# Task brief
Identify and pull out each line of the entries in which "volcanics" occurs.

# Provided information
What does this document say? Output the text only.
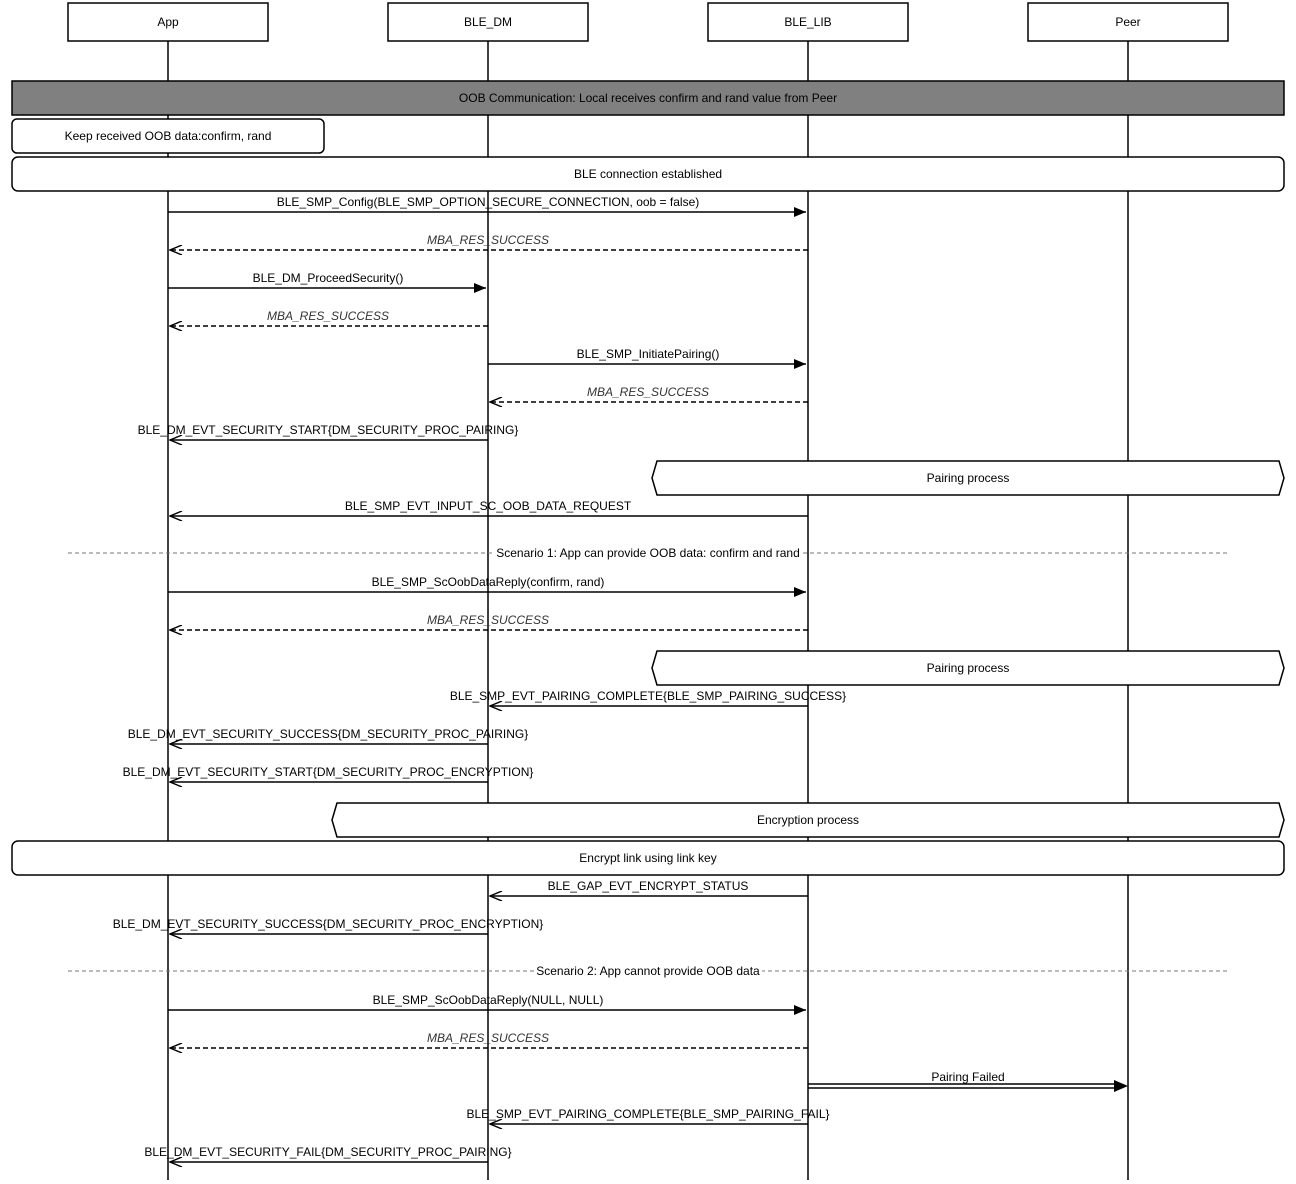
App	BLE_DM	BLE_LIB	Peer
OOB Communication: Local receives confirm and rand value from Peer
Keep received OOB data:confirm, rand
BLE connection established
Pairing process
Pairing process
Encryption process
Encrypt link using link key
Scenario 1: App can provide OOB data: confirm and rand
Scenario 2: App cannot provide OOB data
BLE_SMP_Config(BLE_SMP_OPTION_SECURE_CONNECTION, oob = false)
MBA_RES_SUCCESS
BLE_DM_ProceedSecurity()
MBA_RES_SUCCESS
BLE_SMP_InitiatePairing()
MBA_RES_SUCCESS
BLE_DM_EVT_SECURITY_START{DM_SECURITY_PROC_PAIRING}
BLE_SMP_EVT_INPUT_SC_OOB_DATA_REQUEST
BLE_SMP_ScOobDataReply(confirm, rand)
MBA_RES_SUCCESS
BLE_SMP_EVT_PAIRING_COMPLETE{BLE_SMP_PAIRING_SUCCESS}
BLE_DM_EVT_SECURITY_SUCCESS{DM_SECURITY_PROC_PAIRING}
BLE_DM_EVT_SECURITY_START{DM_SECURITY_PROC_ENCRYPTION}
BLE_GAP_EVT_ENCRYPT_STATUS
BLE_DM_EVT_SECURITY_SUCCESS{DM_SECURITY_PROC_ENCRYPTION}
BLE_SMP_ScOobDataReply(NULL, NULL)
MBA_RES_SUCCESS
Pairing Failed
BLE_SMP_EVT_PAIRING_COMPLETE{BLE_SMP_PAIRING_FAIL}
BLE_DM_EVT_SECURITY_FAIL{DM_SECURITY_PROC_PAIRING}
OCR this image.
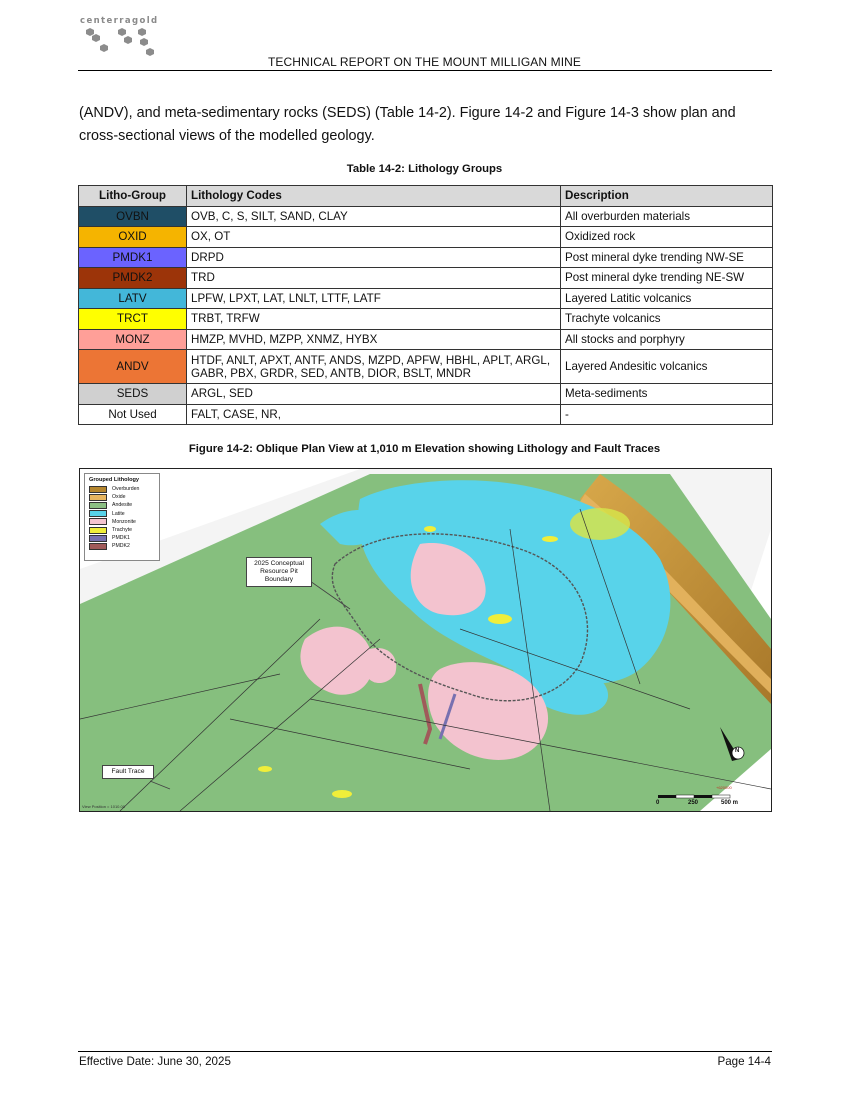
centerragold
TECHNICAL REPORT ON THE MOUNT MILLIGAN MINE

(ANDV), and meta-sedimentary rocks (SEDS) (Table 14-2). Figure 14-2 and Figure 14-3 show plan and cross-sectional views of the modelled geology.

Table 14-2: Lithology Groups
Litho-Group	Lithology Codes	Description
OVBN	OVB, C, S, SILT, SAND, CLAY	All overburden materials
OXID	OX, OT	Oxidized rock
PMDK1	DRPD	Post mineral dyke trending NW-SE
PMDK2	TRD	Post mineral dyke trending NE-SW
LATV	LPFW, LPXT, LAT, LNLT, LTTF, LATF	Layered Latitic volcanics
TRCT	TRBT, TRFW	Trachyte volcanics
MONZ	HMZP, MVHD, MZPP, XNMZ, HYBX	All stocks and porphyry
ANDV	HTDF, ANLT, APXT, ANTF, ANDS, MZPD, APFW, HBHL, APLT, ARGL, GABR, PBX, GRDR, SED, ANTB, DIOR, BSLT, MNDR	Layered Andesitic volcanics
SEDS	ARGL, SED	Meta-sediments
Not Used	FALT, CASE, NR,	-
Figure 14-2: Oblique Plan View at 1,010 m Elevation showing Lithology and Fault Traces
Grouped Lithology
Overburden
Oxide
Andesite
Latite
Monzonite
Trachyte
PMDK1
PMDK2
2025 Conceptual Resource Pit Boundary
Fault Trace
View Position = 1010.00
0	250	500 m
+620000
N
Effective Date: June 30, 2025	Page 14-4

# The output
LATV	LPFW, LPXT, LAT, LNLT, LTTF, LATF	Layered Latitic volcanics
TRCT	TRBT, TRFW	Trachyte volcanics
ANDV	HTDF, ANLT, APXT, ANTF, ANDS, MZPD, APFW, HBHL, APLT, ARGL, GABR, PBX, GRDR, SED, ANTB, DIOR, BSLT, MNDR	Layered Andesitic volcanics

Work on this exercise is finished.